## Aim of the task
Each line that holds the word "受理编号" counts once; report how many lines do so and nothing else.

## Data for processing
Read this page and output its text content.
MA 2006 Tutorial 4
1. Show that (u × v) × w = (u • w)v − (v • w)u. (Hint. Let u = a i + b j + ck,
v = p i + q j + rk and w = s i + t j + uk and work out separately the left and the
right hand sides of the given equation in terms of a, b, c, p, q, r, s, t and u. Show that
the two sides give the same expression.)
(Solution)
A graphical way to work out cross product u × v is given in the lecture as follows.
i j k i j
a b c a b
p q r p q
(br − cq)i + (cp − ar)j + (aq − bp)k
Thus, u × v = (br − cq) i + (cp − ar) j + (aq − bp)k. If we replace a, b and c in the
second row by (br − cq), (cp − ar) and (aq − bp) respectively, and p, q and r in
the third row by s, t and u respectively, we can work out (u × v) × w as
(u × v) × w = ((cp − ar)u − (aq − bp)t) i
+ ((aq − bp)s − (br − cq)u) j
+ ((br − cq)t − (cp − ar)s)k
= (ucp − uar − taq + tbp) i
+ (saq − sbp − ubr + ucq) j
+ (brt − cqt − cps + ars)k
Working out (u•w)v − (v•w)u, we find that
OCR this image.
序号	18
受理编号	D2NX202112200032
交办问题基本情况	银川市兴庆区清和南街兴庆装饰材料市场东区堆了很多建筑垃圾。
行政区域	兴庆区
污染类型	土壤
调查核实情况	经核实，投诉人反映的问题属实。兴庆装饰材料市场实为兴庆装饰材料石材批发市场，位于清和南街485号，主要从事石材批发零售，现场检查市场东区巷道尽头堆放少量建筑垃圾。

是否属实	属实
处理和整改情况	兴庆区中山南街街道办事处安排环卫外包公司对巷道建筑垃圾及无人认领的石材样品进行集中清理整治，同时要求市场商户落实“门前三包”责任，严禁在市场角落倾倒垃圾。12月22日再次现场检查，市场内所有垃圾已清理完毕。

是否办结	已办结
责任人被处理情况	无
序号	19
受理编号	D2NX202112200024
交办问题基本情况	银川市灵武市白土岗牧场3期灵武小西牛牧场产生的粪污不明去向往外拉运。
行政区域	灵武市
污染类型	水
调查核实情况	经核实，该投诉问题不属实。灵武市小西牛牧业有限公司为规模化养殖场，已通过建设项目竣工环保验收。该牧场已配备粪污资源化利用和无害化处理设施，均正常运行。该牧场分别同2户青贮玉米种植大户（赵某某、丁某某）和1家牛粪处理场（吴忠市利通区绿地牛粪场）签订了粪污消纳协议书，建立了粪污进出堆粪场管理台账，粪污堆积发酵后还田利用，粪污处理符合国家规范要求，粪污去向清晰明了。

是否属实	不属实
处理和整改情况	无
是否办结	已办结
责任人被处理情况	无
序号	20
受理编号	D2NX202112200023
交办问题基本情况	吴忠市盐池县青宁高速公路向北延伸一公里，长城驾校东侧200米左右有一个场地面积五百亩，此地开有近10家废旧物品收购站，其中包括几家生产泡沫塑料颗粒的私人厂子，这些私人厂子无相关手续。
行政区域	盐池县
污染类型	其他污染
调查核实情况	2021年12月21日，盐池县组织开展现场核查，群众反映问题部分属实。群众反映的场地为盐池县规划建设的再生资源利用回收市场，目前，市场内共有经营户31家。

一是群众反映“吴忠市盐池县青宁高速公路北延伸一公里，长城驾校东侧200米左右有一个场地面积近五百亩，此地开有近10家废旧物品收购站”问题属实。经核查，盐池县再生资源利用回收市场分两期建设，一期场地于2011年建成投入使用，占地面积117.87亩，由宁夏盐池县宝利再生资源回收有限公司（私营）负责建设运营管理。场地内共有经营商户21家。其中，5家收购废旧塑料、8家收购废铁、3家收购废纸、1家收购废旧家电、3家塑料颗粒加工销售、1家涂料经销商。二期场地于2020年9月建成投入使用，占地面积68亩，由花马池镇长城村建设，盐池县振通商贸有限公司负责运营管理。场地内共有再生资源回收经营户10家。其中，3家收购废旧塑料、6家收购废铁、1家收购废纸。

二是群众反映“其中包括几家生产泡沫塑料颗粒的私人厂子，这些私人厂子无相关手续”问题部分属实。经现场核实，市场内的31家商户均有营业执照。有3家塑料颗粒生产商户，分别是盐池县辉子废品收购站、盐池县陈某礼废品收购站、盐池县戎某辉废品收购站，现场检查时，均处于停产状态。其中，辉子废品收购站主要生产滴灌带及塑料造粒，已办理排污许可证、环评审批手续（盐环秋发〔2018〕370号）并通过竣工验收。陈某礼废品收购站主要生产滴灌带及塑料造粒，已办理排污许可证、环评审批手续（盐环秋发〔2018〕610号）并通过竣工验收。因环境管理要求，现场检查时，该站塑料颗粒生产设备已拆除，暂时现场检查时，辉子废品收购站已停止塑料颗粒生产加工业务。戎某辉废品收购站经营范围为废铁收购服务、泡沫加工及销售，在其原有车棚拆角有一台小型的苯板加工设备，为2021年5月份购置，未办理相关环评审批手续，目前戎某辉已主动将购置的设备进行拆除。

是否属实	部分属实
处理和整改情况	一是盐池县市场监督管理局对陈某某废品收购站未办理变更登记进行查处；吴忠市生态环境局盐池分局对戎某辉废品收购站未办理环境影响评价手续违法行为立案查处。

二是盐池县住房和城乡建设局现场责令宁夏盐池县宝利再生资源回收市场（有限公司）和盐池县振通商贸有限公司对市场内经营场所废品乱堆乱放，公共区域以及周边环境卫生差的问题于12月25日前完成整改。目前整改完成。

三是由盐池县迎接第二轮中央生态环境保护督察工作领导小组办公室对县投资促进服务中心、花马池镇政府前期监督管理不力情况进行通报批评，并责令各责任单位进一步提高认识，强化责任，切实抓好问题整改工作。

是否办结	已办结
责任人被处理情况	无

## Solution to this task
3